### RECORDS FOR THIS EXERCISE
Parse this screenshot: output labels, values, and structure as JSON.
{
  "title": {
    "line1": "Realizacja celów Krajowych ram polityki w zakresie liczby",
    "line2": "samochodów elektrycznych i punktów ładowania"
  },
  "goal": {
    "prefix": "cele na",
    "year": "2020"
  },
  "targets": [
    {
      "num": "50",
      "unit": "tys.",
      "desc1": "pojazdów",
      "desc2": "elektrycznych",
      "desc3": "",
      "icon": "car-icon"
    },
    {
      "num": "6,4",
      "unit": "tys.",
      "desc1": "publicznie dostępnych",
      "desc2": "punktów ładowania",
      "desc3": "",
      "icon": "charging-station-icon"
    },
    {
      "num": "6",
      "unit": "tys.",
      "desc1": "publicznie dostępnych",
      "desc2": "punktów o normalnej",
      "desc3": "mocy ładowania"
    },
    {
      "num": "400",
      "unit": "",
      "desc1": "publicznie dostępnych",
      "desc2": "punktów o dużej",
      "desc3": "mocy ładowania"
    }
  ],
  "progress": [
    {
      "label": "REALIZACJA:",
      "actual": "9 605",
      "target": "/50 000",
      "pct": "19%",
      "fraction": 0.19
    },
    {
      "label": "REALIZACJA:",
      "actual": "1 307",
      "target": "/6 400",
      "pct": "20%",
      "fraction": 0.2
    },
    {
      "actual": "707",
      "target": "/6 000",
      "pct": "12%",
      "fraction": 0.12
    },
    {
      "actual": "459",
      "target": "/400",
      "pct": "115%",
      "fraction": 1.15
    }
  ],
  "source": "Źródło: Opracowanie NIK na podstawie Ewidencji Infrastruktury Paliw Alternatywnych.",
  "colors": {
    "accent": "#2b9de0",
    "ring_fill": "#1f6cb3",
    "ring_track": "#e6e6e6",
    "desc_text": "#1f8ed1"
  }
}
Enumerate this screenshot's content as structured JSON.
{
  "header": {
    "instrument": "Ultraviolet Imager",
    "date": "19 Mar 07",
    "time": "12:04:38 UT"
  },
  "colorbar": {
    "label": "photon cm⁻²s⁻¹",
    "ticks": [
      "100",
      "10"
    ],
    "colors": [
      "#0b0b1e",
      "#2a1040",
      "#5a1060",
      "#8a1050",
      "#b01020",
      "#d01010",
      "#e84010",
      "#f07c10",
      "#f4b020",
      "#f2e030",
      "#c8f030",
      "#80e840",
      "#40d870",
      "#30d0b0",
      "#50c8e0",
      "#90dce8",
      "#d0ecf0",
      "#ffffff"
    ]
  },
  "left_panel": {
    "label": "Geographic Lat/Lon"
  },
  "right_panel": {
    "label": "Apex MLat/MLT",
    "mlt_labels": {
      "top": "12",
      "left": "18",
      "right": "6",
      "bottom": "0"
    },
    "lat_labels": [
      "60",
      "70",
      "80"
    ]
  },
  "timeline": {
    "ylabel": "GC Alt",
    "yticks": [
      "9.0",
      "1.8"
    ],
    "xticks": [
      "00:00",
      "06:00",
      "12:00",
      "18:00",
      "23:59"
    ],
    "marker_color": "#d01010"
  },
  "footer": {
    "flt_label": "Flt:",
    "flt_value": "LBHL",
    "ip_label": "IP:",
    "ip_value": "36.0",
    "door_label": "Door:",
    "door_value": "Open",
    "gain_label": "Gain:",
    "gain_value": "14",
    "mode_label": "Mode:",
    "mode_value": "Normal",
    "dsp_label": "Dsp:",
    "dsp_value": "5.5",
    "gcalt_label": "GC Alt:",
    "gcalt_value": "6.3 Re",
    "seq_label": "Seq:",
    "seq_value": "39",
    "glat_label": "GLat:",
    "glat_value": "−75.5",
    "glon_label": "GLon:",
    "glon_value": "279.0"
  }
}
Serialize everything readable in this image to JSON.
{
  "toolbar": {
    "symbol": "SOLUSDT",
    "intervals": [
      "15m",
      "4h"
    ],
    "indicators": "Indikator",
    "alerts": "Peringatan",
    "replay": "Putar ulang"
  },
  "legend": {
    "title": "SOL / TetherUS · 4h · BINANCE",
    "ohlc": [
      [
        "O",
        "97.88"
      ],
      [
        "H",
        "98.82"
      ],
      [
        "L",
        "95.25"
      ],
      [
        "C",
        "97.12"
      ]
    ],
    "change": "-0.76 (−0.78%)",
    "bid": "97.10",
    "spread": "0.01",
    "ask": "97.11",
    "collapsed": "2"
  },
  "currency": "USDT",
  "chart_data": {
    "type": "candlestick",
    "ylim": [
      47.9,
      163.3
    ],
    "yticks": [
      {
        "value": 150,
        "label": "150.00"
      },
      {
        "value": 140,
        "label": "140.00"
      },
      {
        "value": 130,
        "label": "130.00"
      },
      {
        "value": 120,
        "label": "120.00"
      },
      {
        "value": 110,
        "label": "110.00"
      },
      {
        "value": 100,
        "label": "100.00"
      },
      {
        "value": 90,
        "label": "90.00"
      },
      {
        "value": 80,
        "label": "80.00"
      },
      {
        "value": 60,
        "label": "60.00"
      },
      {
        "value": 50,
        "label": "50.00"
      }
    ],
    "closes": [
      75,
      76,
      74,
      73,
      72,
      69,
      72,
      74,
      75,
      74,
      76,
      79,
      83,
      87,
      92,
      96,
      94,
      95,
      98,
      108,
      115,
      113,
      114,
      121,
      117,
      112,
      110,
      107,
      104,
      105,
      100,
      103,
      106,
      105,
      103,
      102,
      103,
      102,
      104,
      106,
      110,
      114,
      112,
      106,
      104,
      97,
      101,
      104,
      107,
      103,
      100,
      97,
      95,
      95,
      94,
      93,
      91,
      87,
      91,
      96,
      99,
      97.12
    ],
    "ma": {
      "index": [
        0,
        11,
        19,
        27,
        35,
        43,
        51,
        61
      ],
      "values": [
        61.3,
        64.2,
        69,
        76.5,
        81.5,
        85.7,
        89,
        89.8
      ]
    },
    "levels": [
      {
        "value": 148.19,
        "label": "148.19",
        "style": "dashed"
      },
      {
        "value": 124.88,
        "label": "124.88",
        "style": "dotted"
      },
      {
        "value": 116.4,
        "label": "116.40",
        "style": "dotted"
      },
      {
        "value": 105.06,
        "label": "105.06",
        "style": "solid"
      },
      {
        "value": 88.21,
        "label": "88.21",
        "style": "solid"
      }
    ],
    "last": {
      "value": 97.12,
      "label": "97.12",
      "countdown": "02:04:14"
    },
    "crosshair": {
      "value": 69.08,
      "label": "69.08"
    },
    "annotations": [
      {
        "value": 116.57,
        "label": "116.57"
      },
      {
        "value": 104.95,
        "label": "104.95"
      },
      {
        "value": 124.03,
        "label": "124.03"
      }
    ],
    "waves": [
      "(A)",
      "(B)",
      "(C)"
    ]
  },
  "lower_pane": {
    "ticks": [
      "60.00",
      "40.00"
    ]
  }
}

### WORK TO DO
Tally the lines of the material above that contain the word "screenshot" and report the total alone.

### WORKED SOLUTION
2